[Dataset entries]
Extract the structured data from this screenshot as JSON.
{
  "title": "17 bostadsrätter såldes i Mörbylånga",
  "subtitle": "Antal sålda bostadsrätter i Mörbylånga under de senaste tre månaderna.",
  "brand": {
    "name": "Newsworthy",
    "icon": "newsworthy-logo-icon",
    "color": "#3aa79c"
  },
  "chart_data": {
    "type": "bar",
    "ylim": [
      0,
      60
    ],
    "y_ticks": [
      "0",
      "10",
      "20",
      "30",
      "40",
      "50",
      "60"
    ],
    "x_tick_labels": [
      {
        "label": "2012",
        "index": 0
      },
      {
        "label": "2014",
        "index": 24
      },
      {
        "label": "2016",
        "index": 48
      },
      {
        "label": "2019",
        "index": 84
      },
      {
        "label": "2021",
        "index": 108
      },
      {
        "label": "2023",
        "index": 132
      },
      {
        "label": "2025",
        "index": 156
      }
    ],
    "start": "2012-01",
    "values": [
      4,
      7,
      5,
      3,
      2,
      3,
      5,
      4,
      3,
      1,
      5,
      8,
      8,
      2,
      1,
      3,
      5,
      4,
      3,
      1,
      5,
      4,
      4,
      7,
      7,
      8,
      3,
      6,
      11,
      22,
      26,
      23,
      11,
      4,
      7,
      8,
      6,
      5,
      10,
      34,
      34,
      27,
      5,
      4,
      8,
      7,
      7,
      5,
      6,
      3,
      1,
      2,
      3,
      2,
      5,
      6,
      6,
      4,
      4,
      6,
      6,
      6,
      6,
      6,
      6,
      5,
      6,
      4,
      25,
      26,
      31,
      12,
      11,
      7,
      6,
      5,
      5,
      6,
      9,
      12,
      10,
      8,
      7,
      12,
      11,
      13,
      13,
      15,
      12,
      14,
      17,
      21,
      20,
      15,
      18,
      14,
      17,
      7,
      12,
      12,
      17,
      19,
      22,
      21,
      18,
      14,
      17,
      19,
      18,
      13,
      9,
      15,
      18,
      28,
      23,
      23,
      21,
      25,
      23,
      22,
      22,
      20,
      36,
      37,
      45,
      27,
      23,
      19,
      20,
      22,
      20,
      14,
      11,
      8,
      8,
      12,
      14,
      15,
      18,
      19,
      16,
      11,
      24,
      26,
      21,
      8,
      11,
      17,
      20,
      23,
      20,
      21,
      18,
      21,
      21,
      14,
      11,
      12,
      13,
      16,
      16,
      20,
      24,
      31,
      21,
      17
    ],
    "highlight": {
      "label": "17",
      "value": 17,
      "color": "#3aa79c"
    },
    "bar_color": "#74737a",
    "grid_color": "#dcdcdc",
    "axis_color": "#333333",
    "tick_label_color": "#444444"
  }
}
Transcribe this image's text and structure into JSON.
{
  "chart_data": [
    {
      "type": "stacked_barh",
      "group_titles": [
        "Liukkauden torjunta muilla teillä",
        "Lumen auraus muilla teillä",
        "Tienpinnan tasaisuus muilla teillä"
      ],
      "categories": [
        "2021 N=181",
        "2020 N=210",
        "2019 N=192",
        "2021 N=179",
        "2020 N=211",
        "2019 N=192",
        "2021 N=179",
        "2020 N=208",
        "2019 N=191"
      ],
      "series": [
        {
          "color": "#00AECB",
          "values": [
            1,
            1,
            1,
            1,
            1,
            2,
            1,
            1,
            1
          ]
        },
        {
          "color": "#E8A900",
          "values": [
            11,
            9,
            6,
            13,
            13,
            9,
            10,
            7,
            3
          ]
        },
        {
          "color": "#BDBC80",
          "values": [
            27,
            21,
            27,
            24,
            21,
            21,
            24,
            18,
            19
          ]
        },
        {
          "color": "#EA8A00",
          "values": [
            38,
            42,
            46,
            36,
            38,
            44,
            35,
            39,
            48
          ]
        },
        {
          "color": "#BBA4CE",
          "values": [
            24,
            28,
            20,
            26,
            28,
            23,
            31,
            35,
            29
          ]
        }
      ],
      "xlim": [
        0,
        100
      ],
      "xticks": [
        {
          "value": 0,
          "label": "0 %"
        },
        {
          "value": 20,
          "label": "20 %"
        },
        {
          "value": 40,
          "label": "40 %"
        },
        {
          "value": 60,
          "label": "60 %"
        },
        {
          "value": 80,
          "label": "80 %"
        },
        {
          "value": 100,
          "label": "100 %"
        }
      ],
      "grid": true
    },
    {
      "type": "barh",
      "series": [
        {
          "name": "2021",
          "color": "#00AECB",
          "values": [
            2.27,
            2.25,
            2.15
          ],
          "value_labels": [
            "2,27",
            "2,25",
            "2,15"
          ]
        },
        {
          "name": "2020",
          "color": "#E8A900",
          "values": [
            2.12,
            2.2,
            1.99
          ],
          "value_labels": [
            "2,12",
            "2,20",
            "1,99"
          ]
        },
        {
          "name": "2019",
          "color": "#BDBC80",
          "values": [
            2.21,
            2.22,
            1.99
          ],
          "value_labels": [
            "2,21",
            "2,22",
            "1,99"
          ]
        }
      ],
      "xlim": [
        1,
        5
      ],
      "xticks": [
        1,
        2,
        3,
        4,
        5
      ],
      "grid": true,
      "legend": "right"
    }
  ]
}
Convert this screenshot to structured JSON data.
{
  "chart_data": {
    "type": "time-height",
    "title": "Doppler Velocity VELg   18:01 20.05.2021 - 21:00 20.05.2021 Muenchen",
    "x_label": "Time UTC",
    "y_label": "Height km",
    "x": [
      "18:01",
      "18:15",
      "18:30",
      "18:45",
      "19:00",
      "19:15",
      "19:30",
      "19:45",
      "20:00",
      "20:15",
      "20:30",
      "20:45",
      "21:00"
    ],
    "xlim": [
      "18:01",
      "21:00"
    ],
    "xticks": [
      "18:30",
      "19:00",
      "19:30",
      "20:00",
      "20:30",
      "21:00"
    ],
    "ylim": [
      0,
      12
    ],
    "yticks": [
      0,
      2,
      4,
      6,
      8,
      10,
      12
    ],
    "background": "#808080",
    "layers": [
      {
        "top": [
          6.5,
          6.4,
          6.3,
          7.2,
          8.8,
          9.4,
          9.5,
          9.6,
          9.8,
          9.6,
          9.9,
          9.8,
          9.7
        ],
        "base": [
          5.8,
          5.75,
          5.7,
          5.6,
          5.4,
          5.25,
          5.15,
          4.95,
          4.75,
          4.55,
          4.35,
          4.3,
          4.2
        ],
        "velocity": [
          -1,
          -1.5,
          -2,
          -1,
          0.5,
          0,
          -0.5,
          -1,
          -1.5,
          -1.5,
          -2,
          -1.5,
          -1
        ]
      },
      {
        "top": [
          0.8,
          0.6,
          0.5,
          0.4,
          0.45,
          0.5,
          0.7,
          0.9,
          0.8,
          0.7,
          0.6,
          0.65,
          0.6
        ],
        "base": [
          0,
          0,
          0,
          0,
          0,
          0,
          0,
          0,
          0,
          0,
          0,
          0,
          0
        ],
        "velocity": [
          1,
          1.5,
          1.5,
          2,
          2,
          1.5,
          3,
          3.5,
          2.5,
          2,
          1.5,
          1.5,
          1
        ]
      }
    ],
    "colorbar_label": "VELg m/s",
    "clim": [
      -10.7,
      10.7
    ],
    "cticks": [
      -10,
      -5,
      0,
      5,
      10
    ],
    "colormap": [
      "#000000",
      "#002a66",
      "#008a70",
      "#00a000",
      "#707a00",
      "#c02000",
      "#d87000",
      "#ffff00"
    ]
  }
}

WHAT YOU HAVE TO DO
From the listing above, extract all records word for word.

EXERCISE RESULT
Extract the structured data from this screenshot as JSON.
{
  "title": "17 bostadsrätter såldes i Mörbylånga",
  "subtitle": "Antal sålda bostadsrätter i Mörbylånga under de senaste tre månaderna.",
  "brand": {
    "name": "Newsworthy",
    "icon": "newsworthy-logo-icon",
    "color": "#3aa79c"
  },
  "chart_data": {
    "type": "bar",
    "ylim": [
      0,
      60
    ],
    "y_ticks": [
      "0",
      "10",
      "20",
      "30",
      "40",
      "50",
      "60"
    ],
    "x_tick_labels": [
      {
        "label": "2012",
        "index": 0
      },
      {
        "label": "2014",
        "index": 24
      },
      {
        "label": "2016",
        "index": 48
      },
      {
        "label": "2019",
        "index": 84
      },
      {
        "label": "2021",
        "index": 108
      },
      {
        "label": "2023",
        "index": 132
      },
      {
        "label": "2025",
        "index": 156
      }
    ],
    "start": "2012-01",
    "values": [
      4,
      7,
      5,
      3,
      2,
      3,
      5,
      4,
      3,
      1,
      5,
      8,
      8,
      2,
      1,
      3,
      5,
      4,
      3,
      1,
      5,
      4,
      4,
      7,
      7,
      8,
      3,
      6,
      11,
      22,
      26,
      23,
      11,
      4,
      7,
      8,
      6,
      5,
      10,
      34,
      34,
      27,
      5,
      4,
      8,
      7,
      7,
      5,
      6,
      3,
      1,
      2,
      3,
      2,
      5,
      6,
      6,
      4,
      4,
      6,
      6,
      6,
      6,
      6,
      6,
      5,
      6,
      4,
      25,
      26,
      31,
      12,
      11,
      7,
      6,
      5,
      5,
      6,
      9,
      12,
      10,
      8,
      7,
      12,
      11,
      13,
      13,
      15,
      12,
      14,
      17,
      21,
      20,
      15,
      18,
      14,
      17,
      7,
      12,
      12,
      17,
      19,
      22,
      21,
      18,
      14,
      17,
      19,
      18,
      13,
      9,
      15,
      18,
      28,
      23,
      23,
      21,
      25,
      23,
      22,
      22,
      20,
      36,
      37,
      45,
      27,
      23,
      19,
      20,
      22,
      20,
      14,
      11,
      8,
      8,
      12,
      14,
      15,
      18,
      19,
      16,
      11,
      24,
      26,
      21,
      8,
      11,
      17,
      20,
      23,
      20,
      21,
      18,
      21,
      21,
      14,
      11,
      12,
      13,
      16,
      16,
      20,
      24,
      31,
      21,
      17
    ],
    "highlight": {
      "label": "17",
      "value": 17,
      "color": "#3aa79c"
    },
    "bar_color": "#74737a",
    "grid_color": "#dcdcdc",
    "axis_color": "#333333",
    "tick_label_color": "#444444"
  }
}
Transcribe this image's text and structure into JSON.
{
  "chart_data": [
    {
      "type": "stacked_barh",
      "group_titles": [
        "Liukkauden torjunta muilla teillä",
        "Lumen auraus muilla teillä",
        "Tienpinnan tasaisuus muilla teillä"
      ],
      "categories": [
        "2021 N=181",
        "2020 N=210",
        "2019 N=192",
        "2021 N=179",
        "2020 N=211",
        "2019 N=192",
        "2021 N=179",
        "2020 N=208",
        "2019 N=191"
      ],
      "series": [
        {
          "color": "#00AECB",
          "values": [
            1,
            1,
            1,
            1,
            1,
            2,
            1,
            1,
            1
          ]
        },
        {
          "color": "#E8A900",
          "values": [
            11,
            9,
            6,
            13,
            13,
            9,
            10,
            7,
            3
          ]
        },
        {
          "color": "#BDBC80",
          "values": [
            27,
            21,
            27,
            24,
            21,
            21,
            24,
            18,
            19
          ]
        },
        {
          "color": "#EA8A00",
          "values": [
            38,
            42,
            46,
            36,
            38,
            44,
            35,
            39,
            48
          ]
        },
        {
          "color": "#BBA4CE",
          "values": [
            24,
            28,
            20,
            26,
            28,
            23,
            31,
            35,
            29
          ]
        }
      ],
      "xlim": [
        0,
        100
      ],
      "xticks": [
        {
          "value": 0,
          "label": "0 %"
        },
        {
          "value": 20,
          "label": "20 %"
        },
        {
          "value": 40,
          "label": "40 %"
        },
        {
          "value": 60,
          "label": "60 %"
        },
        {
          "value": 80,
          "label": "80 %"
        },
        {
          "value": 100,
          "label": "100 %"
        }
      ],
      "grid": true
    },
    {
      "type": "barh",
      "series": [
        {
          "name": "2021",
          "color": "#00AECB",
          "values": [
            2.27,
            2.25,
            2.15
          ],
          "value_labels": [
            "2,27",
            "2,25",
            "2,15"
          ]
        },
        {
          "name": "2020",
          "color": "#E8A900",
          "values": [
            2.12,
            2.2,
            1.99
          ],
          "value_labels": [
            "2,12",
            "2,20",
            "1,99"
          ]
        },
        {
          "name": "2019",
          "color": "#BDBC80",
          "values": [
            2.21,
            2.22,
            1.99
          ],
          "value_labels": [
            "2,21",
            "2,22",
            "1,99"
          ]
        }
      ],
      "xlim": [
        1,
        5
      ],
      "xticks": [
        1,
        2,
        3,
        4,
        5
      ],
      "grid": true,
      "legend": "right"
    }
  ]
}
Convert this screenshot to structured JSON data.
{
  "chart_data": {
    "type": "time-height",
    "title": "Doppler Velocity VELg   18:01 20.05.2021 - 21:00 20.05.2021 Muenchen",
    "x_label": "Time UTC",
    "y_label": "Height km",
    "x": [
      "18:01",
      "18:15",
      "18:30",
      "18:45",
      "19:00",
      "19:15",
      "19:30",
      "19:45",
      "20:00",
      "20:15",
      "20:30",
      "20:45",
      "21:00"
    ],
    "xlim": [
      "18:01",
      "21:00"
    ],
    "xticks": [
      "18:30",
      "19:00",
      "19:30",
      "20:00",
      "20:30",
      "21:00"
    ],
    "ylim": [
      0,
      12
    ],
    "yticks": [
      0,
      2,
      4,
      6,
      8,
      10,
      12
    ],
    "background": "#808080",
    "layers": [
      {
        "top": [
          6.5,
          6.4,
          6.3,
          7.2,
          8.8,
          9.4,
          9.5,
          9.6,
          9.8,
          9.6,
          9.9,
          9.8,
          9.7
        ],
        "base": [
          5.8,
          5.75,
          5.7,
          5.6,
          5.4,
          5.25,
          5.15,
          4.95,
          4.75,
          4.55,
          4.35,
          4.3,
          4.2
        ],
        "velocity": [
          -1,
          -1.5,
          -2,
          -1,
          0.5,
          0,
          -0.5,
          -1,
          -1.5,
          -1.5,
          -2,
          -1.5,
          -1
        ]
      },
      {
        "top": [
          0.8,
          0.6,
          0.5,
          0.4,
          0.45,
          0.5,
          0.7,
          0.9,
          0.8,
          0.7,
          0.6,
          0.65,
          0.6
        ],
        "base": [
          0,
          0,
          0,
          0,
          0,
          0,
          0,
          0,
          0,
          0,
          0,
          0,
          0
        ],
        "velocity": [
          1,
          1.5,
          1.5,
          2,
          2,
          1.5,
          3,
          3.5,
          2.5,
          2,
          1.5,
          1.5,
          1
        ]
      }
    ],
    "colorbar_label": "VELg m/s",
    "clim": [
      -10.7,
      10.7
    ],
    "cticks": [
      -10,
      -5,
      0,
      5,
      10
    ],
    "colormap": [
      "#000000",
      "#002a66",
      "#008a70",
      "#00a000",
      "#707a00",
      "#c02000",
      "#d87000",
      "#ffff00"
    ]
  }
}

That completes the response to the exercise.